Stated task => All the data below goes into the copy word for word, but the pictures don't.

Supplied information =>
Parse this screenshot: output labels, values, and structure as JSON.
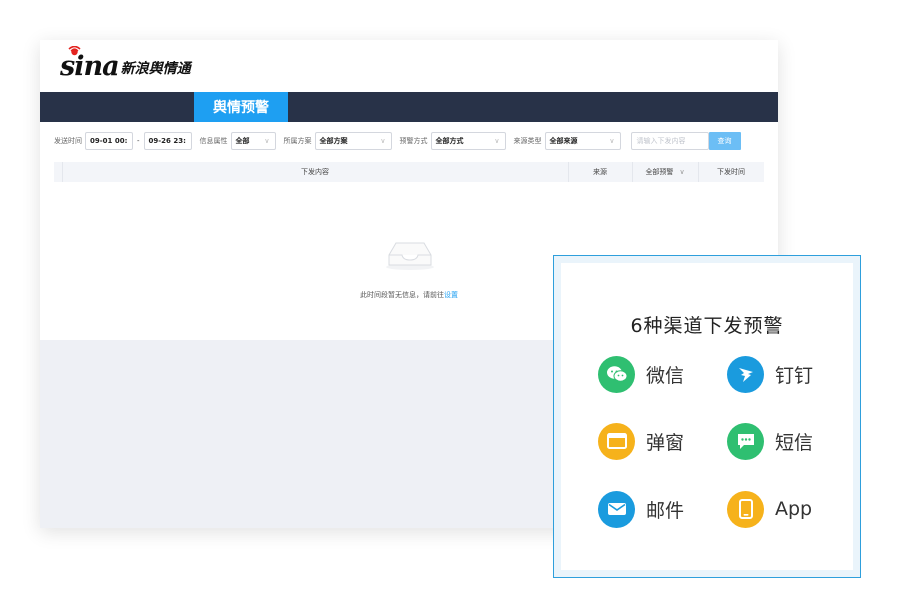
{
  "brand": {
    "logo_mark": "sina",
    "logo_sub": "新浪舆情通"
  },
  "nav": {
    "active_tab": "舆情预警"
  },
  "filters": {
    "send_time_label": "发送时间",
    "date_from": "09-01 00:",
    "date_sep": "-",
    "date_to": "09-26 23:",
    "info_attr_label": "信息属性",
    "info_attr_value": "全部",
    "scheme_label": "所属方案",
    "scheme_value": "全部方案",
    "method_label": "预警方式",
    "method_value": "全部方式",
    "source_type_label": "来源类型",
    "source_type_value": "全部来源",
    "search_placeholder": "请输入下发内容",
    "search_button": "查询"
  },
  "table": {
    "columns": [
      "下发内容",
      "来源",
      "全部预警",
      "下发时间"
    ]
  },
  "empty_state": {
    "message": "此时间段暂无信息，请前往",
    "link": "设置"
  },
  "overlay": {
    "title": "6种渠道下发预警",
    "channels": [
      {
        "label": "微信",
        "icon": "wechat-icon",
        "color": "#2fbf71"
      },
      {
        "label": "钉钉",
        "icon": "dingtalk-icon",
        "color": "#1a9bde"
      },
      {
        "label": "弹窗",
        "icon": "popup-window-icon",
        "color": "#f6b21b"
      },
      {
        "label": "短信",
        "icon": "sms-icon",
        "color": "#2fbf71"
      },
      {
        "label": "邮件",
        "icon": "mail-icon",
        "color": "#1a9bde"
      },
      {
        "label": "App",
        "icon": "app-phone-icon",
        "color": "#f6b21b"
      }
    ]
  },
  "colors": {
    "navbar": "#283248",
    "accent": "#1e9ff2",
    "overlay_border": "#2e9fdc"
  }
}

Output of the exercise =>
Parse this screenshot: output labels, values, and structure as JSON.
{
  "brand": {
    "logo_mark": "sina",
    "logo_sub": "新浪舆情通"
  },
  "nav": {
    "active_tab": "舆情预警"
  },
  "filters": {
    "send_time_label": "发送时间",
    "date_from": "09-01 00:",
    "date_sep": "-",
    "date_to": "09-26 23:",
    "info_attr_label": "信息属性",
    "info_attr_value": "全部",
    "scheme_label": "所属方案",
    "scheme_value": "全部方案",
    "method_label": "预警方式",
    "method_value": "全部方式",
    "source_type_label": "来源类型",
    "source_type_value": "全部来源",
    "search_placeholder": "请输入下发内容",
    "search_button": "查询"
  },
  "table": {
    "columns": [
      "下发内容",
      "来源",
      "全部预警",
      "下发时间"
    ]
  },
  "empty_state": {
    "message": "此时间段暂无信息，请前往",
    "link": "设置"
  },
  "overlay": {
    "title": "6种渠道下发预警",
    "channels": [
      {
        "label": "微信",
        "icon": "wechat-icon",
        "color": "#2fbf71"
      },
      {
        "label": "钉钉",
        "icon": "dingtalk-icon",
        "color": "#1a9bde"
      },
      {
        "label": "弹窗",
        "icon": "popup-window-icon",
        "color": "#f6b21b"
      },
      {
        "label": "短信",
        "icon": "sms-icon",
        "color": "#2fbf71"
      },
      {
        "label": "邮件",
        "icon": "mail-icon",
        "color": "#1a9bde"
      },
      {
        "label": "App",
        "icon": "app-phone-icon",
        "color": "#f6b21b"
      }
    ]
  },
  "colors": {
    "navbar": "#283248",
    "accent": "#1e9ff2",
    "overlay_border": "#2e9fdc"
  }
}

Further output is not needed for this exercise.